_SHORT PROBLEM_.
Find the lines holding the word "text" and collect them.

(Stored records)
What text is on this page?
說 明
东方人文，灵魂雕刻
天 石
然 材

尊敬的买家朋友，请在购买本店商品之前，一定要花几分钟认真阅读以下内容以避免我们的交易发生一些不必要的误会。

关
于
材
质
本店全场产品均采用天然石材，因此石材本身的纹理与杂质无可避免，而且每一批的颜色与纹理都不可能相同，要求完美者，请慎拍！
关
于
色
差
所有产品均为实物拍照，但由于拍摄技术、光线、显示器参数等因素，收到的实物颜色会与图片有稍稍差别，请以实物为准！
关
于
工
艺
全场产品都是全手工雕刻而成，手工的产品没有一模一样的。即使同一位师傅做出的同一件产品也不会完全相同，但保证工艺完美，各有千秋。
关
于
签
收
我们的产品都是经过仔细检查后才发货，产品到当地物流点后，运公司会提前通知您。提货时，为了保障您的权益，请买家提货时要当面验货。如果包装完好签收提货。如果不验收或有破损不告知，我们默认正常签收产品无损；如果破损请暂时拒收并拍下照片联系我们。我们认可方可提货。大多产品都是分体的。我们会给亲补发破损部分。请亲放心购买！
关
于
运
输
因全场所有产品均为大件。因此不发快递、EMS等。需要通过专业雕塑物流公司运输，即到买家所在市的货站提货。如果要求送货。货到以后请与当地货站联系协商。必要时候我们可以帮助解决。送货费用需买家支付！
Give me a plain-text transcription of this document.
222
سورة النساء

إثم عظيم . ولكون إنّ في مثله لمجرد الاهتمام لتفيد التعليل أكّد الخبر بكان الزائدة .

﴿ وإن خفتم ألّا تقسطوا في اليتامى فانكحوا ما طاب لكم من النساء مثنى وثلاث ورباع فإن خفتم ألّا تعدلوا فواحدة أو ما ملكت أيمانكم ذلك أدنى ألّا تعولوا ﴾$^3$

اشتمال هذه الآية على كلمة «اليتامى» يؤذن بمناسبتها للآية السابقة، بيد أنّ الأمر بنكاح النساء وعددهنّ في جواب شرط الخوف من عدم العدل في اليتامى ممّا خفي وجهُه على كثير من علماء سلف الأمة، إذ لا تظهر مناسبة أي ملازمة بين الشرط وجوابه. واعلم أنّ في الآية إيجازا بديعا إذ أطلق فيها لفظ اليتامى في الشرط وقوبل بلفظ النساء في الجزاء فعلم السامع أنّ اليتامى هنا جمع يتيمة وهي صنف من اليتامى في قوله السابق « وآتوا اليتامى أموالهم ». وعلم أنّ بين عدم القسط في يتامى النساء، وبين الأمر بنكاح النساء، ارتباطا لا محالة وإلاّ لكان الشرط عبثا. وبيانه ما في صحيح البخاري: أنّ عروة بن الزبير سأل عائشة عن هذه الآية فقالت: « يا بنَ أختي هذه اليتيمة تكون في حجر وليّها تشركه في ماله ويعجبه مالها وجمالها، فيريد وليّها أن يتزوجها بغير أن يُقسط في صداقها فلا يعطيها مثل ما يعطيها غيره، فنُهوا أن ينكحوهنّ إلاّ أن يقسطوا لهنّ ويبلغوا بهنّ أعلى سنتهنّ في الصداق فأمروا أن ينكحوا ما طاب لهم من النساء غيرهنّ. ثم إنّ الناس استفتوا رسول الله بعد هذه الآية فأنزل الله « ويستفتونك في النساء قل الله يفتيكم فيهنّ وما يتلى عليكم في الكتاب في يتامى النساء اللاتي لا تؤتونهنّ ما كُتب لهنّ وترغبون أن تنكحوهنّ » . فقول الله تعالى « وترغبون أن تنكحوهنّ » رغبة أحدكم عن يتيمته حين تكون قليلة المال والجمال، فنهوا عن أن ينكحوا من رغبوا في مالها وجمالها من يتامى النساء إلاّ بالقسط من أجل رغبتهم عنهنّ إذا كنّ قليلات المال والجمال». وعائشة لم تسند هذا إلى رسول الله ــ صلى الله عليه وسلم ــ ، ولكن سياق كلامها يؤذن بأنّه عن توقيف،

_ANSWER FOR THE TASK_.
What text is on this page?
Give me a plain-text transcription of this document.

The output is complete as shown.